▸ **Exercise**
Your job is to restate each entry word for word.

▸ **Supplied data**
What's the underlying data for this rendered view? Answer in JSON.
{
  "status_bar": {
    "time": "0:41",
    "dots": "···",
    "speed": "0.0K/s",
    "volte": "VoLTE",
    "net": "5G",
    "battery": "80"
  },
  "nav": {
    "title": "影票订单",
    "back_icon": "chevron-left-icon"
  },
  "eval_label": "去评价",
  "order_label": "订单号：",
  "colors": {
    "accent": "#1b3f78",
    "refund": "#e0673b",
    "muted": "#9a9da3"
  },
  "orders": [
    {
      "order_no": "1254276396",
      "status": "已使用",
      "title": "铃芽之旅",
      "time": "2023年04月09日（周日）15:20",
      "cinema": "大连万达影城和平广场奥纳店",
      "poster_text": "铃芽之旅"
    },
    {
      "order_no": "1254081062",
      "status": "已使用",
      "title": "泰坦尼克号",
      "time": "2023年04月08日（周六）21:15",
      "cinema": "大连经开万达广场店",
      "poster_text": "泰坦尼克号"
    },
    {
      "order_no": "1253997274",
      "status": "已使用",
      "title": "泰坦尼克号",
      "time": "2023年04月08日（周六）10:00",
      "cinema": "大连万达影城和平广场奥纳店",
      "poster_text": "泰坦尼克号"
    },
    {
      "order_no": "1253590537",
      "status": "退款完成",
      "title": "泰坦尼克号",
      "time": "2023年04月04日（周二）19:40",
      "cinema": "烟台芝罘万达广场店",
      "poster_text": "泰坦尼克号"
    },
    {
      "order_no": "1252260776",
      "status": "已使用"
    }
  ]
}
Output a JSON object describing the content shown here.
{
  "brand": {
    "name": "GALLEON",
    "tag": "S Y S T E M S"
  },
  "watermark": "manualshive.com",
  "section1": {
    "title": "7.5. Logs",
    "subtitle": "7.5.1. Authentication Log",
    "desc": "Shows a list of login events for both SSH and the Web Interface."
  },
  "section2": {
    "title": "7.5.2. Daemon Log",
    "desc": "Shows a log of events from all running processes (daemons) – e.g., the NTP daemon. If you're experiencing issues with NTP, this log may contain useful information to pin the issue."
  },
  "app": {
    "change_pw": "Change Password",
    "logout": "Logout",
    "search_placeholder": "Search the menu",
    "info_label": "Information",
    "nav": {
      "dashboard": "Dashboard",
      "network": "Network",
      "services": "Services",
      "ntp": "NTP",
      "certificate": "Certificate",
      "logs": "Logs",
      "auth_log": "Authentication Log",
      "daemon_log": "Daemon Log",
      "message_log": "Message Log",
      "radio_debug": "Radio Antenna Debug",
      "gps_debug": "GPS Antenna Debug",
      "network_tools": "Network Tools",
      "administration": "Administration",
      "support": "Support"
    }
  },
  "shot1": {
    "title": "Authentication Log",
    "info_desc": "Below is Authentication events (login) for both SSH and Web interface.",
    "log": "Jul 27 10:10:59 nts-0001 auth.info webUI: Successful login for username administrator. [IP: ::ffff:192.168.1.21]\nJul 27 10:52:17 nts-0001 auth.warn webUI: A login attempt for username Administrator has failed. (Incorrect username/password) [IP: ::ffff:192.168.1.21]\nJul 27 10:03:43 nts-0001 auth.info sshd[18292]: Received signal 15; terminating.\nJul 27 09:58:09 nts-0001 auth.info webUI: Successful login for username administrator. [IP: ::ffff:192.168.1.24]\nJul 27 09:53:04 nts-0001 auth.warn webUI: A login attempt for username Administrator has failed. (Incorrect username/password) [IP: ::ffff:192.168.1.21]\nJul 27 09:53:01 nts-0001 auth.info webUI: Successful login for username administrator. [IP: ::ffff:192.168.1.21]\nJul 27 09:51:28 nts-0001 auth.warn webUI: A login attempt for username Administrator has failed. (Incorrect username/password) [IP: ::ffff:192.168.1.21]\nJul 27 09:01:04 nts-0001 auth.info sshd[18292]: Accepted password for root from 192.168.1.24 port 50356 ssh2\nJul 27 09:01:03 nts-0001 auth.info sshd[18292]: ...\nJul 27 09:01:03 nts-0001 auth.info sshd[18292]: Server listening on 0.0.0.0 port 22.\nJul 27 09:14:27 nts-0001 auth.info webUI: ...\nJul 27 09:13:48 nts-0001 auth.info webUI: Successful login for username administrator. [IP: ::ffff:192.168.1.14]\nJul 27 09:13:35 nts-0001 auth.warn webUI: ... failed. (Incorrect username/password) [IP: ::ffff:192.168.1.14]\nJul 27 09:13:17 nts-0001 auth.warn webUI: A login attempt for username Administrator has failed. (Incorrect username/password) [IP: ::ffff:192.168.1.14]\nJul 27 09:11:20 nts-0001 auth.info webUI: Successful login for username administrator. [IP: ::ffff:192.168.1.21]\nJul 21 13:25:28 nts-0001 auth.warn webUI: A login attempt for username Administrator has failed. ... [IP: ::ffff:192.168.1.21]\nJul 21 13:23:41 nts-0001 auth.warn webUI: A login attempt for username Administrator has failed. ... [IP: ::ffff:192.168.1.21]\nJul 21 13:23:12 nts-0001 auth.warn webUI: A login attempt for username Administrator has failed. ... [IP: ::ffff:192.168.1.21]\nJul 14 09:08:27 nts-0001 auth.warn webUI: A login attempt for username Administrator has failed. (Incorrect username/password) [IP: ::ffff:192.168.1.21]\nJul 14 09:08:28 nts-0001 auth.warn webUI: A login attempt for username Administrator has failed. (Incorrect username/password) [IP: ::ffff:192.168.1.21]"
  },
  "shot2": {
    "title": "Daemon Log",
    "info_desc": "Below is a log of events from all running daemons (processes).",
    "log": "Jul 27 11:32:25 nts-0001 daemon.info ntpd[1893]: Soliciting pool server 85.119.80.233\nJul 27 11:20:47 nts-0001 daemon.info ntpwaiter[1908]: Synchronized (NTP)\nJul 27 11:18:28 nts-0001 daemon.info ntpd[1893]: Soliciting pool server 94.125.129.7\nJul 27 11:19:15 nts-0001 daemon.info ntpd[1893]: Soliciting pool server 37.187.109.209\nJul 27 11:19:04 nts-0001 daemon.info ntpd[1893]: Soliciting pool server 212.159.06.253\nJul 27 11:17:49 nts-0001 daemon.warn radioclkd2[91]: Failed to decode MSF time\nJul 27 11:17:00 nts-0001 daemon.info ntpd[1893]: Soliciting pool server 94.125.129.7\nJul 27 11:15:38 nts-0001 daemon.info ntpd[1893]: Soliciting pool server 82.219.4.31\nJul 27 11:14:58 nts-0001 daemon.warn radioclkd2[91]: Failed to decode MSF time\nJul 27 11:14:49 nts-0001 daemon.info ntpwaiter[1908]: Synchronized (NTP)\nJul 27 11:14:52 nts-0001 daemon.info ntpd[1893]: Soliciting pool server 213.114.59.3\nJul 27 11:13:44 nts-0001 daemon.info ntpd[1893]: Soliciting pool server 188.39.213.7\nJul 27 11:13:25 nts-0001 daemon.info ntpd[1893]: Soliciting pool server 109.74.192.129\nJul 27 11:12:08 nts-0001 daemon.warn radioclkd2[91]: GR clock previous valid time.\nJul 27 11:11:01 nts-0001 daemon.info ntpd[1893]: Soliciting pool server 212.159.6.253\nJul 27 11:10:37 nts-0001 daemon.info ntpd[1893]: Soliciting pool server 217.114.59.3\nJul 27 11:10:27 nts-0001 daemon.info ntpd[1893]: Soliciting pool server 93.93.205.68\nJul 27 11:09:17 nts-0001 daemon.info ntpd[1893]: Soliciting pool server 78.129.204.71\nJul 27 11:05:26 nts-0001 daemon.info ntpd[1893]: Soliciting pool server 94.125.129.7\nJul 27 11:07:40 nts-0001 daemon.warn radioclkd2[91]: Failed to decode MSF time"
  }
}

▸ **Final answer**
What's the underlying data for this rendered view? Answer in JSON.
{
  "status_bar": {
    "time": "0:41",
    "dots": "···",
    "speed": "0.0K/s",
    "volte": "VoLTE",
    "net": "5G",
    "battery": "80"
  },
  "nav": {
    "title": "影票订单",
    "back_icon": "chevron-left-icon"
  },
  "eval_label": "去评价",
  "order_label": "订单号：",
  "colors": {
    "accent": "#1b3f78",
    "refund": "#e0673b",
    "muted": "#9a9da3"
  },
  "orders": [
    {
      "order_no": "1254276396",
      "status": "已使用",
      "title": "铃芽之旅",
      "time": "2023年04月09日（周日）15:20",
      "cinema": "大连万达影城和平广场奥纳店",
      "poster_text": "铃芽之旅"
    },
    {
      "order_no": "1254081062",
      "status": "已使用",
      "title": "泰坦尼克号",
      "time": "2023年04月08日（周六）21:15",
      "cinema": "大连经开万达广场店",
      "poster_text": "泰坦尼克号"
    },
    {
      "order_no": "1253997274",
      "status": "已使用",
      "title": "泰坦尼克号",
      "time": "2023年04月08日（周六）10:00",
      "cinema": "大连万达影城和平广场奥纳店",
      "poster_text": "泰坦尼克号"
    },
    {
      "order_no": "1253590537",
      "status": "退款完成",
      "title": "泰坦尼克号",
      "time": "2023年04月04日（周二）19:40",
      "cinema": "烟台芝罘万达广场店",
      "poster_text": "泰坦尼克号"
    },
    {
      "order_no": "1252260776",
      "status": "已使用"
    }
  ]
}
Output a JSON object describing the content shown here.
{
  "brand": {
    "name": "GALLEON",
    "tag": "S Y S T E M S"
  },
  "watermark": "manualshive.com",
  "section1": {
    "title": "7.5. Logs",
    "subtitle": "7.5.1. Authentication Log",
    "desc": "Shows a list of login events for both SSH and the Web Interface."
  },
  "section2": {
    "title": "7.5.2. Daemon Log",
    "desc": "Shows a log of events from all running processes (daemons) – e.g., the NTP daemon. If you're experiencing issues with NTP, this log may contain useful information to pin the issue."
  },
  "app": {
    "change_pw": "Change Password",
    "logout": "Logout",
    "search_placeholder": "Search the menu",
    "info_label": "Information",
    "nav": {
      "dashboard": "Dashboard",
      "network": "Network",
      "services": "Services",
      "ntp": "NTP",
      "certificate": "Certificate",
      "logs": "Logs",
      "auth_log": "Authentication Log",
      "daemon_log": "Daemon Log",
      "message_log": "Message Log",
      "radio_debug": "Radio Antenna Debug",
      "gps_debug": "GPS Antenna Debug",
      "network_tools": "Network Tools",
      "administration": "Administration",
      "support": "Support"
    }
  },
  "shot1": {
    "title": "Authentication Log",
    "info_desc": "Below is Authentication events (login) for both SSH and Web interface.",
    "log": "Jul 27 10:10:59 nts-0001 auth.info webUI: Successful login for username administrator. [IP: ::ffff:192.168.1.21]\nJul 27 10:52:17 nts-0001 auth.warn webUI: A login attempt for username Administrator has failed. (Incorrect username/password) [IP: ::ffff:192.168.1.21]\nJul 27 10:03:43 nts-0001 auth.info sshd[18292]: Received signal 15; terminating.\nJul 27 09:58:09 nts-0001 auth.info webUI: Successful login for username administrator. [IP: ::ffff:192.168.1.24]\nJul 27 09:53:04 nts-0001 auth.warn webUI: A login attempt for username Administrator has failed. (Incorrect username/password) [IP: ::ffff:192.168.1.21]\nJul 27 09:53:01 nts-0001 auth.info webUI: Successful login for username administrator. [IP: ::ffff:192.168.1.21]\nJul 27 09:51:28 nts-0001 auth.warn webUI: A login attempt for username Administrator has failed. (Incorrect username/password) [IP: ::ffff:192.168.1.21]\nJul 27 09:01:04 nts-0001 auth.info sshd[18292]: Accepted password for root from 192.168.1.24 port 50356 ssh2\nJul 27 09:01:03 nts-0001 auth.info sshd[18292]: ...\nJul 27 09:01:03 nts-0001 auth.info sshd[18292]: Server listening on 0.0.0.0 port 22.\nJul 27 09:14:27 nts-0001 auth.info webUI: ...\nJul 27 09:13:48 nts-0001 auth.info webUI: Successful login for username administrator. [IP: ::ffff:192.168.1.14]\nJul 27 09:13:35 nts-0001 auth.warn webUI: ... failed. (Incorrect username/password) [IP: ::ffff:192.168.1.14]\nJul 27 09:13:17 nts-0001 auth.warn webUI: A login attempt for username Administrator has failed. (Incorrect username/password) [IP: ::ffff:192.168.1.14]\nJul 27 09:11:20 nts-0001 auth.info webUI: Successful login for username administrator. [IP: ::ffff:192.168.1.21]\nJul 21 13:25:28 nts-0001 auth.warn webUI: A login attempt for username Administrator has failed. ... [IP: ::ffff:192.168.1.21]\nJul 21 13:23:41 nts-0001 auth.warn webUI: A login attempt for username Administrator has failed. ... [IP: ::ffff:192.168.1.21]\nJul 21 13:23:12 nts-0001 auth.warn webUI: A login attempt for username Administrator has failed. ... [IP: ::ffff:192.168.1.21]\nJul 14 09:08:27 nts-0001 auth.warn webUI: A login attempt for username Administrator has failed. (Incorrect username/password) [IP: ::ffff:192.168.1.21]\nJul 14 09:08:28 nts-0001 auth.warn webUI: A login attempt for username Administrator has failed. (Incorrect username/password) [IP: ::ffff:192.168.1.21]"
  },
  "shot2": {
    "title": "Daemon Log",
    "info_desc": "Below is a log of events from all running daemons (processes).",
    "log": "Jul 27 11:32:25 nts-0001 daemon.info ntpd[1893]: Soliciting pool server 85.119.80.233\nJul 27 11:20:47 nts-0001 daemon.info ntpwaiter[1908]: Synchronized (NTP)\nJul 27 11:18:28 nts-0001 daemon.info ntpd[1893]: Soliciting pool server 94.125.129.7\nJul 27 11:19:15 nts-0001 daemon.info ntpd[1893]: Soliciting pool server 37.187.109.209\nJul 27 11:19:04 nts-0001 daemon.info ntpd[1893]: Soliciting pool server 212.159.06.253\nJul 27 11:17:49 nts-0001 daemon.warn radioclkd2[91]: Failed to decode MSF time\nJul 27 11:17:00 nts-0001 daemon.info ntpd[1893]: Soliciting pool server 94.125.129.7\nJul 27 11:15:38 nts-0001 daemon.info ntpd[1893]: Soliciting pool server 82.219.4.31\nJul 27 11:14:58 nts-0001 daemon.warn radioclkd2[91]: Failed to decode MSF time\nJul 27 11:14:49 nts-0001 daemon.info ntpwaiter[1908]: Synchronized (NTP)\nJul 27 11:14:52 nts-0001 daemon.info ntpd[1893]: Soliciting pool server 213.114.59.3\nJul 27 11:13:44 nts-0001 daemon.info ntpd[1893]: Soliciting pool server 188.39.213.7\nJul 27 11:13:25 nts-0001 daemon.info ntpd[1893]: Soliciting pool server 109.74.192.129\nJul 27 11:12:08 nts-0001 daemon.warn radioclkd2[91]: GR clock previous valid time.\nJul 27 11:11:01 nts-0001 daemon.info ntpd[1893]: Soliciting pool server 212.159.6.253\nJul 27 11:10:37 nts-0001 daemon.info ntpd[1893]: Soliciting pool server 217.114.59.3\nJul 27 11:10:27 nts-0001 daemon.info ntpd[1893]: Soliciting pool server 93.93.205.68\nJul 27 11:09:17 nts-0001 daemon.info ntpd[1893]: Soliciting pool server 78.129.204.71\nJul 27 11:05:26 nts-0001 daemon.info ntpd[1893]: Soliciting pool server 94.125.129.7\nJul 27 11:07:40 nts-0001 daemon.warn radioclkd2[91]: Failed to decode MSF time"
  }
}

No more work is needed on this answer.